═════ Listed entries

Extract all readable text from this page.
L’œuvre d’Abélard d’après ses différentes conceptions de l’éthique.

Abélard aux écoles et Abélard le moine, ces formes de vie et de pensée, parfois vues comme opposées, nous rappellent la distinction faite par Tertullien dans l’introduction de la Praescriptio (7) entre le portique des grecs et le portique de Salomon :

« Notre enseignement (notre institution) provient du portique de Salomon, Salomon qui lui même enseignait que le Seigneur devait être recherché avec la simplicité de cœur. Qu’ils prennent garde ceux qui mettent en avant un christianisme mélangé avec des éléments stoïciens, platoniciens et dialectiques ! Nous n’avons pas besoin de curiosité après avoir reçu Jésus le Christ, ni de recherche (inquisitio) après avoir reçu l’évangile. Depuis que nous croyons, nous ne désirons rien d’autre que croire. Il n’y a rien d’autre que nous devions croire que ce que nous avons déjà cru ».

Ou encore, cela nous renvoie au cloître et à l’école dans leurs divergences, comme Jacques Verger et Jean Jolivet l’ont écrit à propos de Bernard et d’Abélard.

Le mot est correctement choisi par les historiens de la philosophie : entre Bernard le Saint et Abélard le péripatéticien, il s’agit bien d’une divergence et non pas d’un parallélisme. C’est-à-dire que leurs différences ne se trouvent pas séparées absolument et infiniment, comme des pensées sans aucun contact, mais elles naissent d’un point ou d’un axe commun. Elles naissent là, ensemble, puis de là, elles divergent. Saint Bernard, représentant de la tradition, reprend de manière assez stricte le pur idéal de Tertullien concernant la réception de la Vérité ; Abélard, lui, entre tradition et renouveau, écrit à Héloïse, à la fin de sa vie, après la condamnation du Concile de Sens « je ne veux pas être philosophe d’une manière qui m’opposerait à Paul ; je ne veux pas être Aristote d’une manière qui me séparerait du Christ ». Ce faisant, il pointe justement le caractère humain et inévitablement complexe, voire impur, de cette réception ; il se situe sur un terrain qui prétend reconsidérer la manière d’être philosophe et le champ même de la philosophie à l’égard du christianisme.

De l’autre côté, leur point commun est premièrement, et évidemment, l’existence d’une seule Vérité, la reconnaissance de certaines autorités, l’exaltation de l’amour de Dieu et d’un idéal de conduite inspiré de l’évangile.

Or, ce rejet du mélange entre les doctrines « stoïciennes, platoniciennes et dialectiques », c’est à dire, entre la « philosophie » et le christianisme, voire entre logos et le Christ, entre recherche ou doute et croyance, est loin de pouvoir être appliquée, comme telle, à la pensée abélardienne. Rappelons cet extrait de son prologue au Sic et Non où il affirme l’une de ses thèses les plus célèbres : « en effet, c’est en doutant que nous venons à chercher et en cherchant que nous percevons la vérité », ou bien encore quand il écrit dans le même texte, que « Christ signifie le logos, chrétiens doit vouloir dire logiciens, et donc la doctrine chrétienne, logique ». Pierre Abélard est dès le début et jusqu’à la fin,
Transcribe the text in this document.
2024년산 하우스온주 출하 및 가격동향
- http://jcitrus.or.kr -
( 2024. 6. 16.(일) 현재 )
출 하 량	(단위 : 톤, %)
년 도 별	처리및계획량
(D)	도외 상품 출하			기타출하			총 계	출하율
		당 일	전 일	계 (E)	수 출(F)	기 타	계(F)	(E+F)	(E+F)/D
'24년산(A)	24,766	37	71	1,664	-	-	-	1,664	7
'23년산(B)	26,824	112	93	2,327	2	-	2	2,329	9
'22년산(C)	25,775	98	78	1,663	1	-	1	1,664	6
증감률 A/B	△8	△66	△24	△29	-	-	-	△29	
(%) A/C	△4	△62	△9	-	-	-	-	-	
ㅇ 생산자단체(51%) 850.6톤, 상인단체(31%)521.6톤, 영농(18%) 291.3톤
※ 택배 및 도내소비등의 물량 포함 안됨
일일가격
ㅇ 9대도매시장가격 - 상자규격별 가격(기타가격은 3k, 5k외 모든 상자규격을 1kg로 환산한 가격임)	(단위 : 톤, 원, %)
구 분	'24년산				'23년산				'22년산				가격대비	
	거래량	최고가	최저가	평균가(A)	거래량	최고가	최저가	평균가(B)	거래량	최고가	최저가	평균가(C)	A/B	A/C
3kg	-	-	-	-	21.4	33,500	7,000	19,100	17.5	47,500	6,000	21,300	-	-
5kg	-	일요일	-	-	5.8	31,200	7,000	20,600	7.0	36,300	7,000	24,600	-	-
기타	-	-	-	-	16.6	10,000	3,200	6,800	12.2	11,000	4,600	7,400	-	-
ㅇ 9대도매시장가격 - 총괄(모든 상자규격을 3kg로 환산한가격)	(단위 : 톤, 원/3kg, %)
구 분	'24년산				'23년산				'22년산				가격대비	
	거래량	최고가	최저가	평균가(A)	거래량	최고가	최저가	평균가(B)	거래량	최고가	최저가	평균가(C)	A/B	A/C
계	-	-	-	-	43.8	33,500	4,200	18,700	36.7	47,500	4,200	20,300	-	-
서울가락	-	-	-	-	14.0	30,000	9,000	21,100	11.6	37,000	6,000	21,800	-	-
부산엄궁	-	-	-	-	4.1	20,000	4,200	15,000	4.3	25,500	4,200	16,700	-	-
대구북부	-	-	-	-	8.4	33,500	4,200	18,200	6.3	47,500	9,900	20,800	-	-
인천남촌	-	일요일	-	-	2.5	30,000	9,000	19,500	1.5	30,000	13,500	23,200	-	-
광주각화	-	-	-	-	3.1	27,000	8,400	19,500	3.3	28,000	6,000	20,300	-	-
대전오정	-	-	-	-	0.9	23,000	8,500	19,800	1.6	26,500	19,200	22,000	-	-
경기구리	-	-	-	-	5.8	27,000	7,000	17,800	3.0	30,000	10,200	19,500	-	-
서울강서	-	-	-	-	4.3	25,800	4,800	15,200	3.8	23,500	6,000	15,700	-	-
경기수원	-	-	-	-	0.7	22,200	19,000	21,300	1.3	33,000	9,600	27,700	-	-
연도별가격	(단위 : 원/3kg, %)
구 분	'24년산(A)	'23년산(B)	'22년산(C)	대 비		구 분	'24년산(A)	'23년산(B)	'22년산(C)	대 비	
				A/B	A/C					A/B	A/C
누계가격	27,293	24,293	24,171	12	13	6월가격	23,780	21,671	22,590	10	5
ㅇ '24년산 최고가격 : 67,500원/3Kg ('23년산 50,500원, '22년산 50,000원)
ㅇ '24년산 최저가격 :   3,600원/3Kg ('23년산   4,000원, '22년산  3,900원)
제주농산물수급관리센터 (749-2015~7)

══════════

List the lines of the records where "상자규격을" occurs.

ㅇ 9대도매시장가격 - 상자규격별 가격(기타가격은 3k, 5k외 모든 상자규격을 1kg로 환산한 가격임)	(단위 : 톤, 원, %)
ㅇ 9대도매시장가격 - 총괄(모든 상자규격을 3kg로 환산한가격)	(단위 : 톤, 원/3kg, %)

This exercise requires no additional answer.